Task instructions: Read the records below. Copy each line where the string "Shelburne" occurs.

Data lines:

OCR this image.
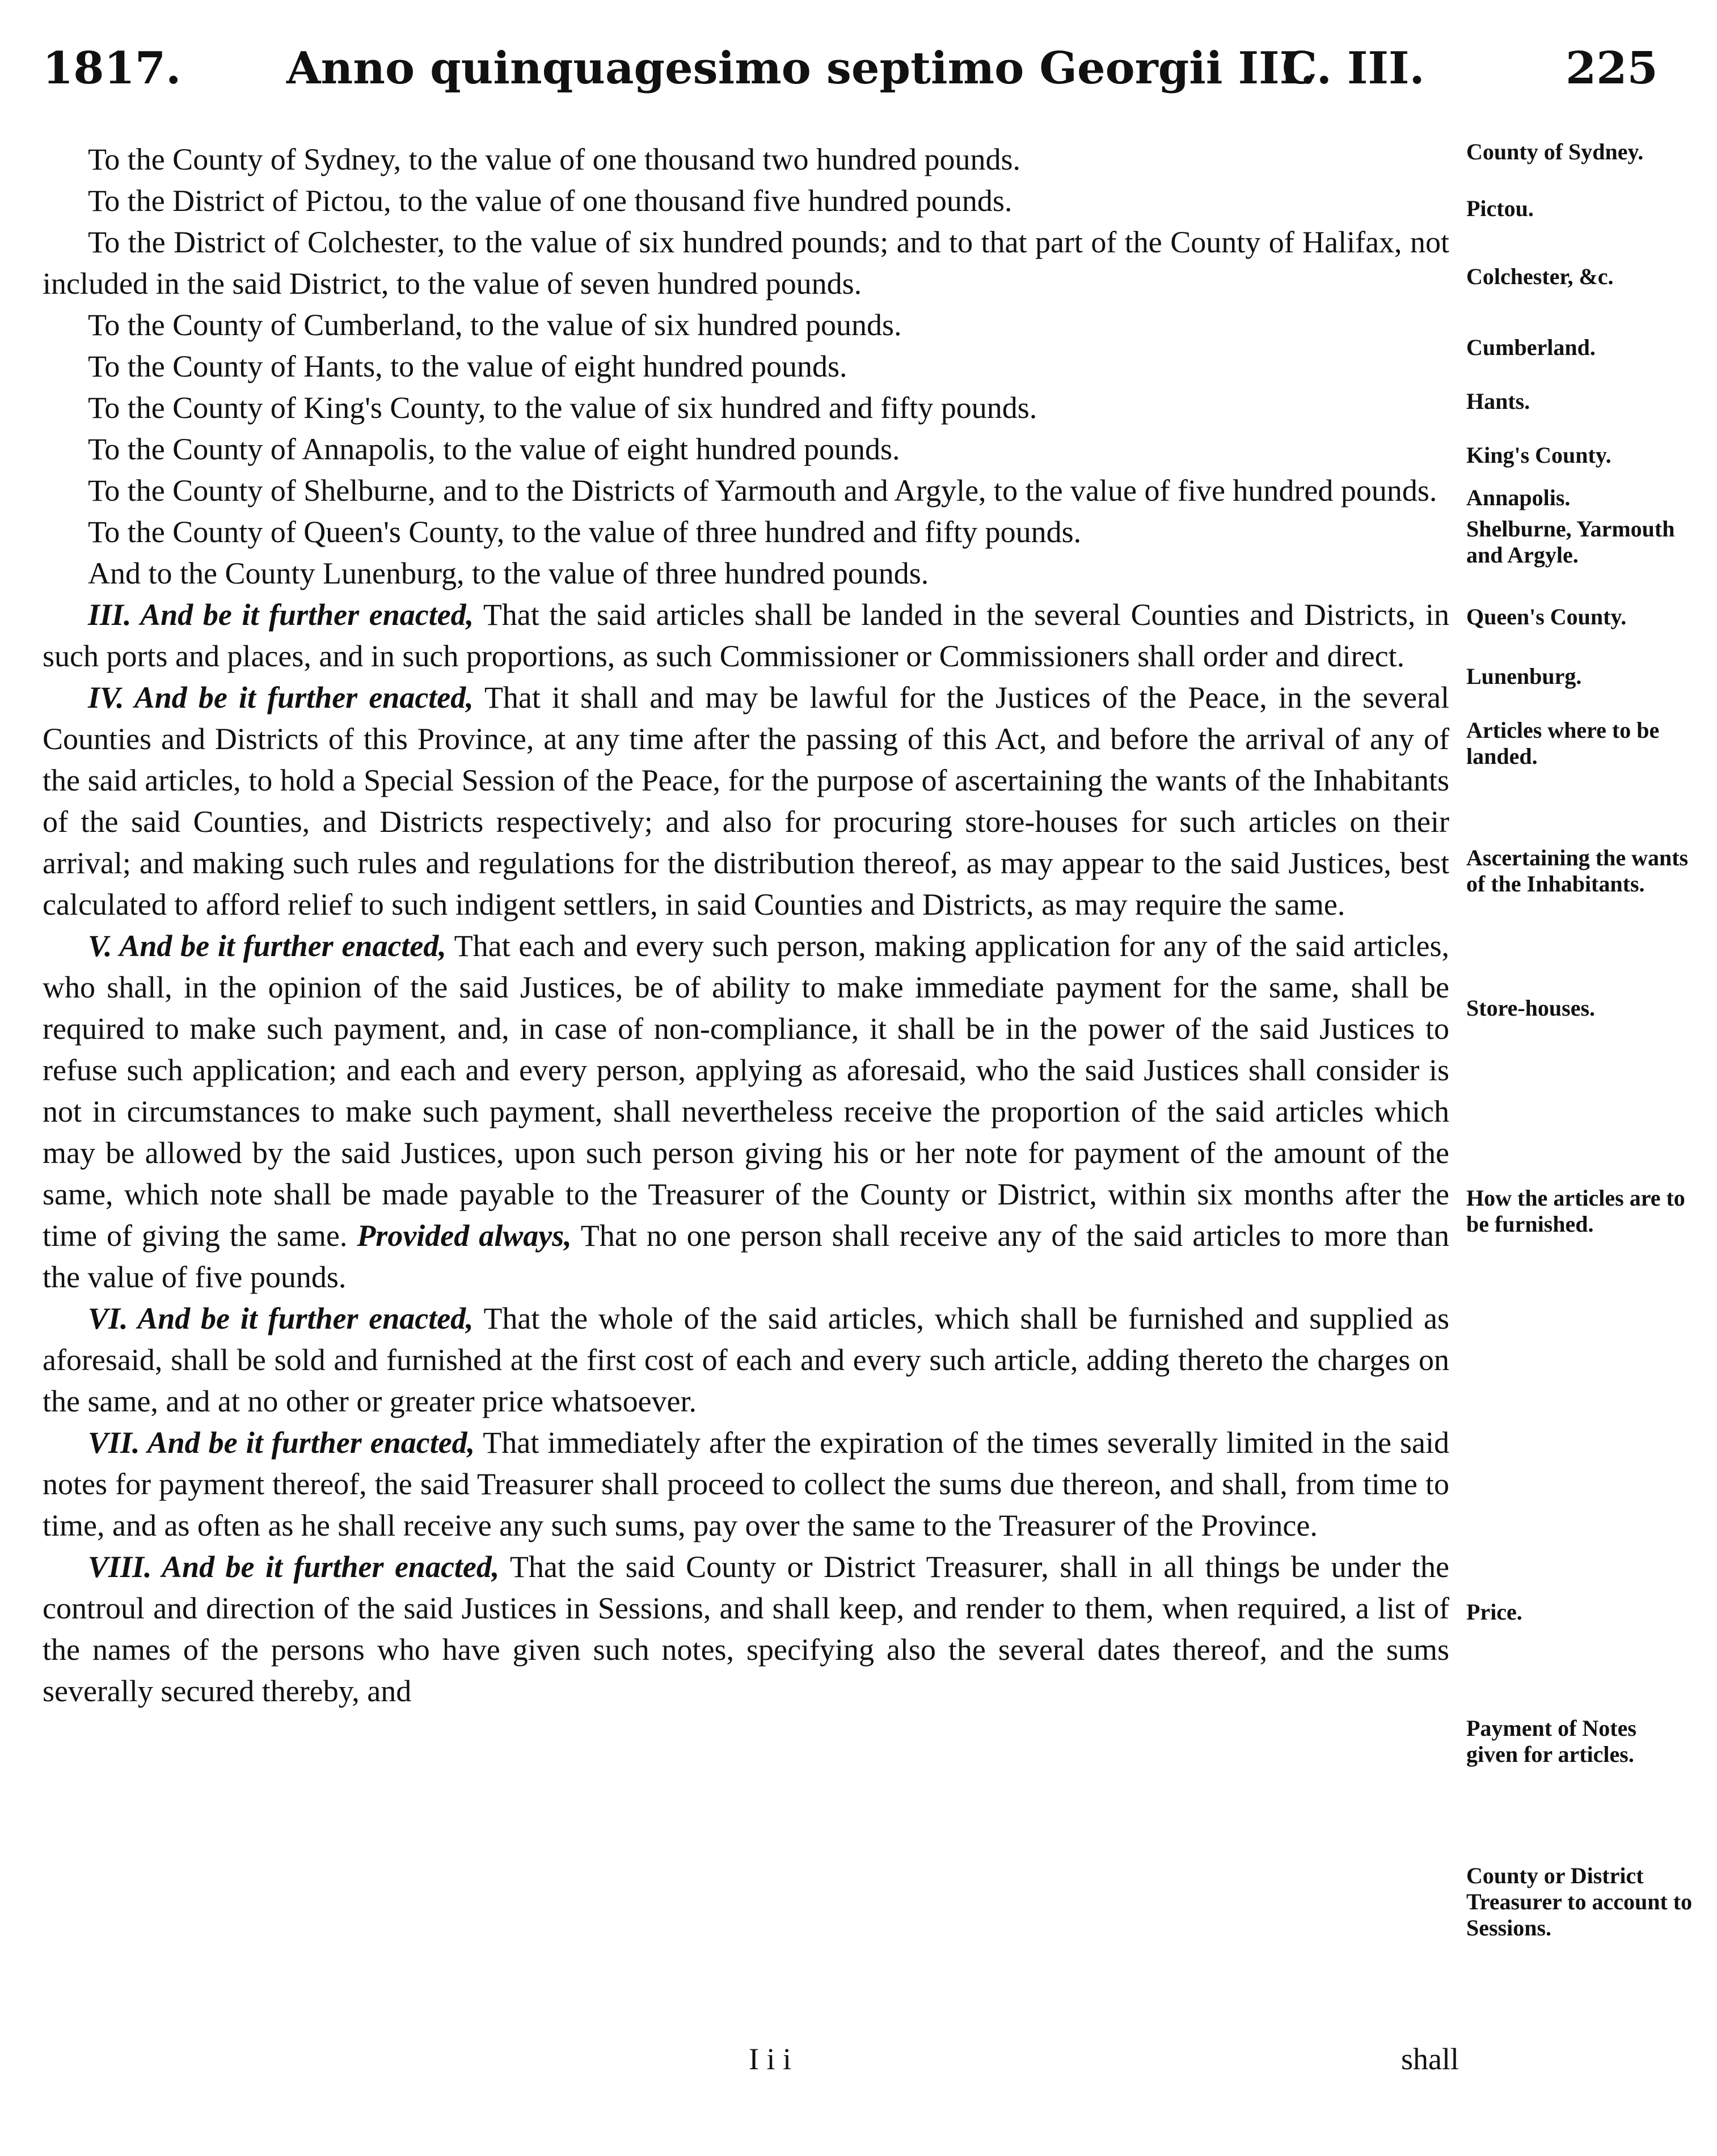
1817. Anno quinquagesimo septimo Georgii III.
C. III.	225

To the County of Sydney, to the value of one thousand two hundred pounds.

To the District of Pictou, to the value of one thousand five hundred pounds.

To the District of Colchester, to the value of six hundred pounds; and to that part of the County of Halifax, not included in the said District, to the value of seven hundred pounds.

To the County of Cumberland, to the value of six hundred pounds.

To the County of Hants, to the value of eight hundred pounds.

To the County of King's County, to the value of six hundred and fifty pounds.

To the County of Annapolis, to the value of eight hundred pounds.

To the County of Shelburne, and to the Districts of Yarmouth and Argyle, to the value of five hundred pounds.

To the County of Queen's County, to the value of three hundred and fifty pounds.

And to the County Lunenburg, to the value of three hundred pounds.

III. And be it further enacted, That the said articles shall be landed in the several Counties and Districts, in such ports and places, and in such proportions, as such Commissioner or Commissioners shall order and direct.

IV. And be it further enacted, That it shall and may be lawful for the Justices of the Peace, in the several Counties and Districts of this Province, at any time after the passing of this Act, and before the arrival of any of the said articles, to hold a Special Session of the Peace, for the purpose of ascertaining the wants of the Inhabitants of the said Counties, and Districts respectively; and also for procuring store-houses for such articles on their arrival; and making such rules and regulations for the distribution thereof, as may appear to the said Justices, best calculated to afford relief to such indigent settlers, in said Counties and Districts, as may require the same.

V. And be it further enacted, That each and every such person, making application for any of the said articles, who shall, in the opinion of the said Justices, be of ability to make immediate payment for the same, shall be required to make such payment, and, in case of non-compliance, it shall be in the power of the said Justices to refuse such application; and each and every person, applying as aforesaid, who the said Justices shall consider is not in circumstances to make such payment, shall nevertheless receive the proportion of the said articles which may be allowed by the said Justices, upon such person giving his or her note for payment of the amount of the same, which note shall be made payable to the Treasurer of the County or District, within six months after the time of giving the same. Provided always, That no one person shall receive any of the said articles to more than the value of five pounds.

VI. And be it further enacted, That the whole of the said articles, which shall be furnished and supplied as aforesaid, shall be sold and furnished at the first cost of each and every such article, adding thereto the charges on the same, and at no other or greater price whatsoever.

VII. And be it further enacted, That immediately after the expiration of the times severally limited in the said notes for payment thereof, the said Treasurer shall proceed to collect the sums due thereon, and shall, from time to time, and as often as he shall receive any such sums, pay over the same to the Treasurer of the Province.

VIII. And be it further enacted, That the said County or District Treasurer, shall in all things be under the controul and direction of the said Justices in Sessions, and shall keep, and render to them, when required, a list of the names of the persons who have given such notes, specifying also the several dates thereof, and the sums severally secured thereby, and

I i i	shall
County of Sydney.
Pictou.
Colchester, &c.
Cumberland.
Hants.
King's County.
Annapolis.
Shelburne, Yarmouth and Argyle.
Queen's County.
Lunenburg.
Articles where to be landed.
Ascertaining the wants of the Inhabitants.
Store-houses.
How the articles are to be furnished.
Price.
Payment of Notes given for articles.
County or District Treasurer to account to Sessions.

Solution to the exercise:
To the County of Shelburne, and to the Districts of Yarmouth and Argyle, to the value of five hundred pounds.
Shelburne, Yarmouth and Argyle.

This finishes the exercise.